— start of RECORDED INFORMATION —
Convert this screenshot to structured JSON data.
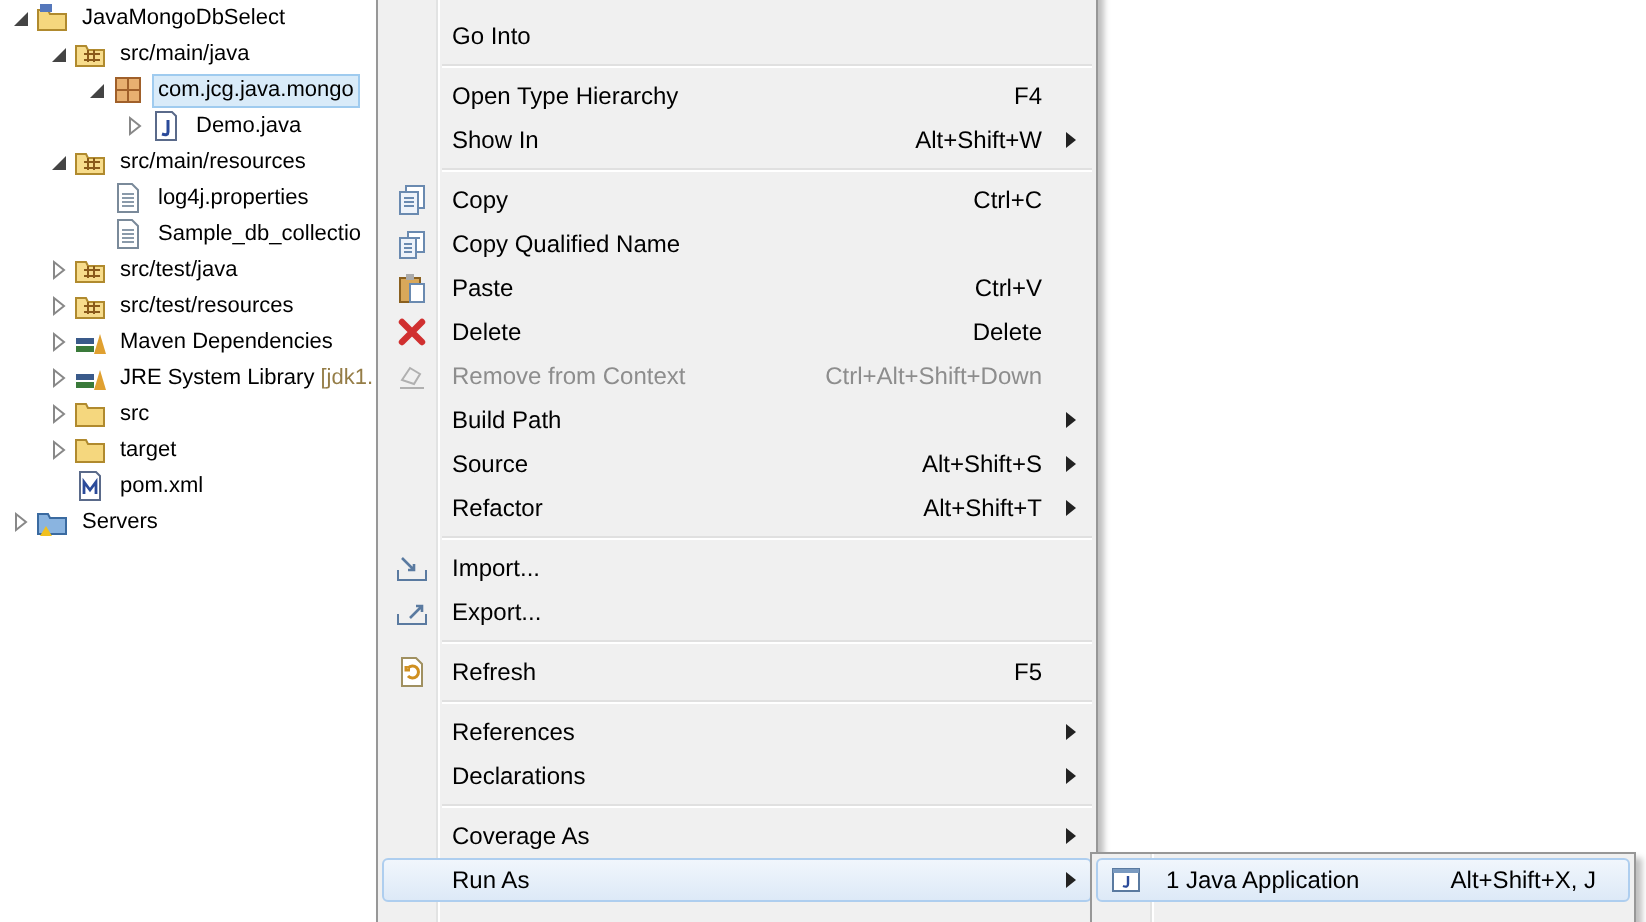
{
  "project_explorer": {
    "tree": [
      {
        "label": "JavaMongoDbSelect",
        "kind": "project",
        "expanded": true,
        "selected": false,
        "children": [
          {
            "label": "src/main/java",
            "kind": "source-folder",
            "expanded": true,
            "selected": false,
            "children": [
              {
                "label": "com.jcg.java.mongo",
                "kind": "package",
                "expanded": true,
                "selected": true,
                "children": [
                  {
                    "label": "Demo.java",
                    "kind": "java-file",
                    "expanded": false,
                    "selected": false
                  }
                ]
              }
            ]
          },
          {
            "label": "src/main/resources",
            "kind": "source-folder",
            "expanded": true,
            "selected": false,
            "children": [
              {
                "label": "log4j.properties",
                "kind": "file",
                "selected": false
              },
              {
                "label": "Sample_db_collectio",
                "kind": "file",
                "selected": false
              }
            ]
          },
          {
            "label": "src/test/java",
            "kind": "source-folder",
            "expanded": false,
            "selected": false
          },
          {
            "label": "src/test/resources",
            "kind": "source-folder",
            "expanded": false,
            "selected": false
          },
          {
            "label": "Maven Dependencies",
            "kind": "library",
            "expanded": false,
            "selected": false
          },
          {
            "label": "JRE System Library",
            "decoration": "[jdk1.",
            "kind": "library",
            "expanded": false,
            "selected": false
          },
          {
            "label": "src",
            "kind": "folder",
            "expanded": false,
            "selected": false
          },
          {
            "label": "target",
            "kind": "folder",
            "expanded": false,
            "selected": false
          },
          {
            "label": "pom.xml",
            "kind": "pom",
            "selected": false
          }
        ]
      },
      {
        "label": "Servers",
        "kind": "servers",
        "expanded": false,
        "selected": false
      }
    ]
  },
  "context_menu": {
    "groups": [
      [
        {
          "label": "Go Into",
          "submenu": false,
          "selected": false,
          "disabled": false
        }
      ],
      [
        {
          "label": "Open Type Hierarchy",
          "shortcut": "F4",
          "submenu": false,
          "selected": false,
          "disabled": false
        },
        {
          "label": "Show In",
          "shortcut": "Alt+Shift+W",
          "submenu": true,
          "selected": false,
          "disabled": false
        }
      ],
      [
        {
          "label": "Copy",
          "shortcut": "Ctrl+C",
          "submenu": false,
          "selected": false,
          "disabled": false
        },
        {
          "label": "Copy Qualified Name",
          "submenu": false,
          "selected": false,
          "disabled": false
        },
        {
          "label": "Paste",
          "shortcut": "Ctrl+V",
          "submenu": false,
          "selected": false,
          "disabled": false
        },
        {
          "label": "Delete",
          "shortcut": "Delete",
          "submenu": false,
          "selected": false,
          "disabled": false
        },
        {
          "label": "Remove from Context",
          "shortcut": "Ctrl+Alt+Shift+Down",
          "submenu": false,
          "selected": false,
          "disabled": true
        },
        {
          "label": "Build Path",
          "submenu": true,
          "selected": false,
          "disabled": false
        },
        {
          "label": "Source",
          "shortcut": "Alt+Shift+S",
          "submenu": true,
          "selected": false,
          "disabled": false
        },
        {
          "label": "Refactor",
          "shortcut": "Alt+Shift+T",
          "submenu": true,
          "selected": false,
          "disabled": false
        }
      ],
      [
        {
          "label": "Import...",
          "submenu": false,
          "selected": false,
          "disabled": false
        },
        {
          "label": "Export...",
          "submenu": false,
          "selected": false,
          "disabled": false
        }
      ],
      [
        {
          "label": "Refresh",
          "shortcut": "F5",
          "submenu": false,
          "selected": false,
          "disabled": false
        }
      ],
      [
        {
          "label": "References",
          "submenu": true,
          "selected": false,
          "disabled": false
        },
        {
          "label": "Declarations",
          "submenu": true,
          "selected": false,
          "disabled": false
        }
      ],
      [
        {
          "label": "Coverage As",
          "submenu": true,
          "selected": false,
          "disabled": false
        },
        {
          "label": "Run As",
          "submenu": true,
          "selected": true,
          "disabled": false
        }
      ]
    ]
  },
  "run_as_submenu": {
    "items": [
      {
        "label": "1 Java Application",
        "shortcut": "Alt+Shift+X, J",
        "selected": true
      }
    ]
  }
}
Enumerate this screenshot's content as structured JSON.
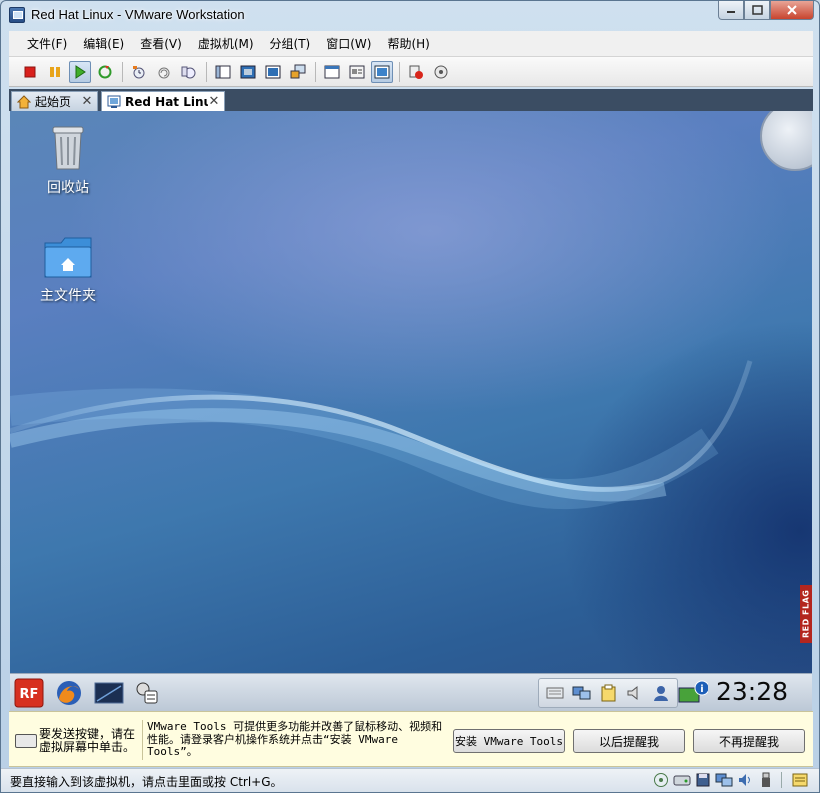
{
  "window": {
    "title": "Red Hat Linux - VMware Workstation"
  },
  "menu": [
    "文件(F)",
    "编辑(E)",
    "查看(V)",
    "虚拟机(M)",
    "分组(T)",
    "窗口(W)",
    "帮助(H)"
  ],
  "toolbar": {
    "groups": [
      [
        "stop-icon",
        "pause-icon",
        "play-icon",
        "reset-icon"
      ],
      [
        "snapshot-icon",
        "revert-snapshot-icon",
        "snapshot-manager-icon"
      ],
      [
        "sidebar-icon",
        "fullscreen-icon",
        "quick-switch-icon",
        "console-view-icon"
      ],
      [
        "summary-view-icon",
        "appliance-view-icon",
        "console-tab-icon"
      ],
      [
        "team-icon",
        "settings-icon"
      ]
    ],
    "pressed": [
      "play-icon",
      "console-tab-icon"
    ]
  },
  "tabs": [
    {
      "label": "起始页",
      "icon": "home-icon",
      "active": false
    },
    {
      "label": "Red Hat Linux",
      "icon": "vm-icon",
      "active": true
    }
  ],
  "desktop": {
    "icons": [
      {
        "label": "回收站",
        "icon": "trash-icon"
      },
      {
        "label": "主文件夹",
        "icon": "home-folder-icon"
      }
    ],
    "red_flag_text": "RED FLAG"
  },
  "guest_panel": {
    "launchers": [
      "red-flag-menu-icon",
      "firefox-icon",
      "terminal-icon",
      "settings-tools-icon"
    ],
    "tray": [
      "keyboard-icon",
      "network-icon",
      "clipboard-icon",
      "volume-icon",
      "user-switch-icon"
    ],
    "clock": "23:28",
    "start_label": "RF"
  },
  "notification": {
    "hint": "要发送按键，请在虚拟屏幕中单击。",
    "message": "VMware Tools 可提供更多功能并改善了鼠标移动、视频和性能。请登录客户机操作系统并点击“安装 VMware Tools”。",
    "install_button": "安装 VMware Tools",
    "remind_later_button": "以后提醒我",
    "never_remind_button": "不再提醒我"
  },
  "status": {
    "text": "要直接输入到该虚拟机，请点击里面或按 Ctrl+G。",
    "icons": [
      "cdrom-icon",
      "hard-disk-icon",
      "floppy-icon",
      "network-adapter-icon",
      "sound-icon",
      "usb-icon",
      "message-log-icon"
    ]
  },
  "colors": {
    "tabbar": "#3b4d63",
    "notify_bg": "#fffde0",
    "desktop_blue": "#3e78ae"
  }
}
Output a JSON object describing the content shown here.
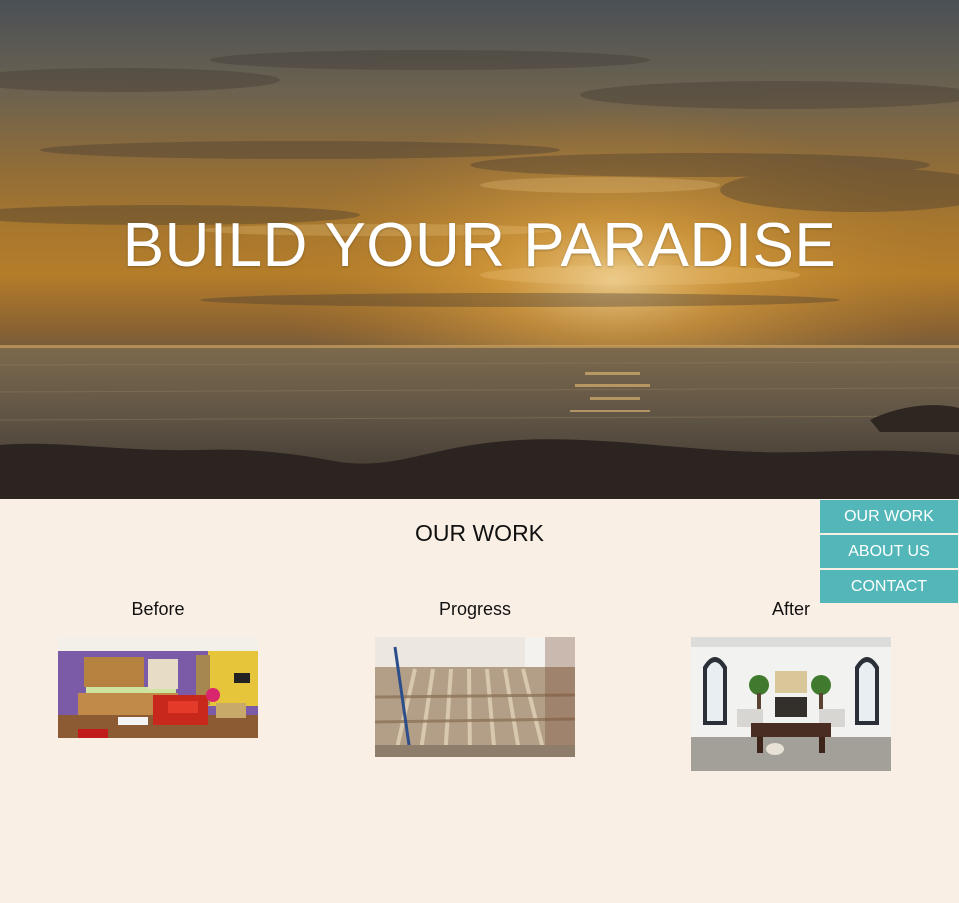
{
  "hero": {
    "title": "BUILD YOUR PARADISE"
  },
  "nav": {
    "items": [
      {
        "label": "OUR WORK"
      },
      {
        "label": "ABOUT US"
      },
      {
        "label": "CONTACT"
      }
    ]
  },
  "work": {
    "title": "OUR WORK",
    "columns": [
      {
        "label": "Before",
        "image": "colorful-kitchen-living-room-photo"
      },
      {
        "label": "Progress",
        "image": "floor-joists-construction-photo"
      },
      {
        "label": "After",
        "image": "renovated-white-living-room-photo"
      }
    ]
  },
  "colors": {
    "accent": "#53b7ba",
    "page_background": "#faefe5",
    "hero_text": "#ffffff"
  }
}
— end of RECORDED INFORMATION —
**WHAT THE TASK ASKS**
Give every line back word for word and leave the pictures out.

**EXERCISE ANSWER**
Convert this screenshot to structured JSON data.
{
  "project_explorer": {
    "tree": [
      {
        "label": "JavaMongoDbSelect",
        "kind": "project",
        "expanded": true,
        "selected": false,
        "children": [
          {
            "label": "src/main/java",
            "kind": "source-folder",
            "expanded": true,
            "selected": false,
            "children": [
              {
                "label": "com.jcg.java.mongo",
                "kind": "package",
                "expanded": true,
                "selected": true,
                "children": [
                  {
                    "label": "Demo.java",
                    "kind": "java-file",
                    "expanded": false,
                    "selected": false
                  }
                ]
              }
            ]
          },
          {
            "label": "src/main/resources",
            "kind": "source-folder",
            "expanded": true,
            "selected": false,
            "children": [
              {
                "label": "log4j.properties",
                "kind": "file",
                "selected": false
              },
              {
                "label": "Sample_db_collectio",
                "kind": "file",
                "selected": false
              }
            ]
          },
          {
            "label": "src/test/java",
            "kind": "source-folder",
            "expanded": false,
            "selected": false
          },
          {
            "label": "src/test/resources",
            "kind": "source-folder",
            "expanded": false,
            "selected": false
          },
          {
            "label": "Maven Dependencies",
            "kind": "library",
            "expanded": false,
            "selected": false
          },
          {
            "label": "JRE System Library",
            "decoration": "[jdk1.",
            "kind": "library",
            "expanded": false,
            "selected": false
          },
          {
            "label": "src",
            "kind": "folder",
            "expanded": false,
            "selected": false
          },
          {
            "label": "target",
            "kind": "folder",
            "expanded": false,
            "selected": false
          },
          {
            "label": "pom.xml",
            "kind": "pom",
            "selected": false
          }
        ]
      },
      {
        "label": "Servers",
        "kind": "servers",
        "expanded": false,
        "selected": false
      }
    ]
  },
  "context_menu": {
    "groups": [
      [
        {
          "label": "Go Into",
          "submenu": false,
          "selected": false,
          "disabled": false
        }
      ],
      [
        {
          "label": "Open Type Hierarchy",
          "shortcut": "F4",
          "submenu": false,
          "selected": false,
          "disabled": false
        },
        {
          "label": "Show In",
          "shortcut": "Alt+Shift+W",
          "submenu": true,
          "selected": false,
          "disabled": false
        }
      ],
      [
        {
          "label": "Copy",
          "shortcut": "Ctrl+C",
          "submenu": false,
          "selected": false,
          "disabled": false
        },
        {
          "label": "Copy Qualified Name",
          "submenu": false,
          "selected": false,
          "disabled": false
        },
        {
          "label": "Paste",
          "shortcut": "Ctrl+V",
          "submenu": false,
          "selected": false,
          "disabled": false
        },
        {
          "label": "Delete",
          "shortcut": "Delete",
          "submenu": false,
          "selected": false,
          "disabled": false
        },
        {
          "label": "Remove from Context",
          "shortcut": "Ctrl+Alt+Shift+Down",
          "submenu": false,
          "selected": false,
          "disabled": true
        },
        {
          "label": "Build Path",
          "submenu": true,
          "selected": false,
          "disabled": false
        },
        {
          "label": "Source",
          "shortcut": "Alt+Shift+S",
          "submenu": true,
          "selected": false,
          "disabled": false
        },
        {
          "label": "Refactor",
          "shortcut": "Alt+Shift+T",
          "submenu": true,
          "selected": false,
          "disabled": false
        }
      ],
      [
        {
          "label": "Import...",
          "submenu": false,
          "selected": false,
          "disabled": false
        },
        {
          "label": "Export...",
          "submenu": false,
          "selected": false,
          "disabled": false
        }
      ],
      [
        {
          "label": "Refresh",
          "shortcut": "F5",
          "submenu": false,
          "selected": false,
          "disabled": false
        }
      ],
      [
        {
          "label": "References",
          "submenu": true,
          "selected": false,
          "disabled": false
        },
        {
          "label": "Declarations",
          "submenu": true,
          "selected": false,
          "disabled": false
        }
      ],
      [
        {
          "label": "Coverage As",
          "submenu": true,
          "selected": false,
          "disabled": false
        },
        {
          "label": "Run As",
          "submenu": true,
          "selected": true,
          "disabled": false
        }
      ]
    ]
  },
  "run_as_submenu": {
    "items": [
      {
        "label": "1 Java Application",
        "shortcut": "Alt+Shift+X, J",
        "selected": true
      }
    ]
  }
}
Enumerate this screenshot's content as structured JSON.
{
  "window": {
    "title": "Red Hat Linux - VMware Workstation"
  },
  "menu": [
    "文件(F)",
    "编辑(E)",
    "查看(V)",
    "虚拟机(M)",
    "分组(T)",
    "窗口(W)",
    "帮助(H)"
  ],
  "toolbar": {
    "groups": [
      [
        "stop-icon",
        "pause-icon",
        "play-icon",
        "reset-icon"
      ],
      [
        "snapshot-icon",
        "revert-snapshot-icon",
        "snapshot-manager-icon"
      ],
      [
        "sidebar-icon",
        "fullscreen-icon",
        "quick-switch-icon",
        "console-view-icon"
      ],
      [
        "summary-view-icon",
        "appliance-view-icon",
        "console-tab-icon"
      ],
      [
        "team-icon",
        "settings-icon"
      ]
    ],
    "pressed": [
      "play-icon",
      "console-tab-icon"
    ]
  },
  "tabs": [
    {
      "label": "起始页",
      "icon": "home-icon",
      "active": false
    },
    {
      "label": "Red Hat Linux",
      "icon": "vm-icon",
      "active": true
    }
  ],
  "desktop": {
    "icons": [
      {
        "label": "回收站",
        "icon": "trash-icon"
      },
      {
        "label": "主文件夹",
        "icon": "home-folder-icon"
      }
    ],
    "red_flag_text": "RED FLAG"
  },
  "guest_panel": {
    "launchers": [
      "red-flag-menu-icon",
      "firefox-icon",
      "terminal-icon",
      "settings-tools-icon"
    ],
    "tray": [
      "keyboard-icon",
      "network-icon",
      "clipboard-icon",
      "volume-icon",
      "user-switch-icon"
    ],
    "clock": "23:28",
    "start_label": "RF"
  },
  "notification": {
    "hint": "要发送按键，请在虚拟屏幕中单击。",
    "message": "VMware Tools 可提供更多功能并改善了鼠标移动、视频和性能。请登录客户机操作系统并点击“安装 VMware Tools”。",
    "install_button": "安装 VMware Tools",
    "remind_later_button": "以后提醒我",
    "never_remind_button": "不再提醒我"
  },
  "status": {
    "text": "要直接输入到该虚拟机，请点击里面或按 Ctrl+G。",
    "icons": [
      "cdrom-icon",
      "hard-disk-icon",
      "floppy-icon",
      "network-adapter-icon",
      "sound-icon",
      "usb-icon",
      "message-log-icon"
    ]
  },
  "colors": {
    "tabbar": "#3b4d63",
    "notify_bg": "#fffde0",
    "desktop_blue": "#3e78ae"
  }
}
Output a JSON object describing the content shown here.
{
  "hero": {
    "title": "BUILD YOUR PARADISE"
  },
  "nav": {
    "items": [
      {
        "label": "OUR WORK"
      },
      {
        "label": "ABOUT US"
      },
      {
        "label": "CONTACT"
      }
    ]
  },
  "work": {
    "title": "OUR WORK",
    "columns": [
      {
        "label": "Before",
        "image": "colorful-kitchen-living-room-photo"
      },
      {
        "label": "Progress",
        "image": "floor-joists-construction-photo"
      },
      {
        "label": "After",
        "image": "renovated-white-living-room-photo"
      }
    ]
  },
  "colors": {
    "accent": "#53b7ba",
    "page_background": "#faefe5",
    "hero_text": "#ffffff"
  }
}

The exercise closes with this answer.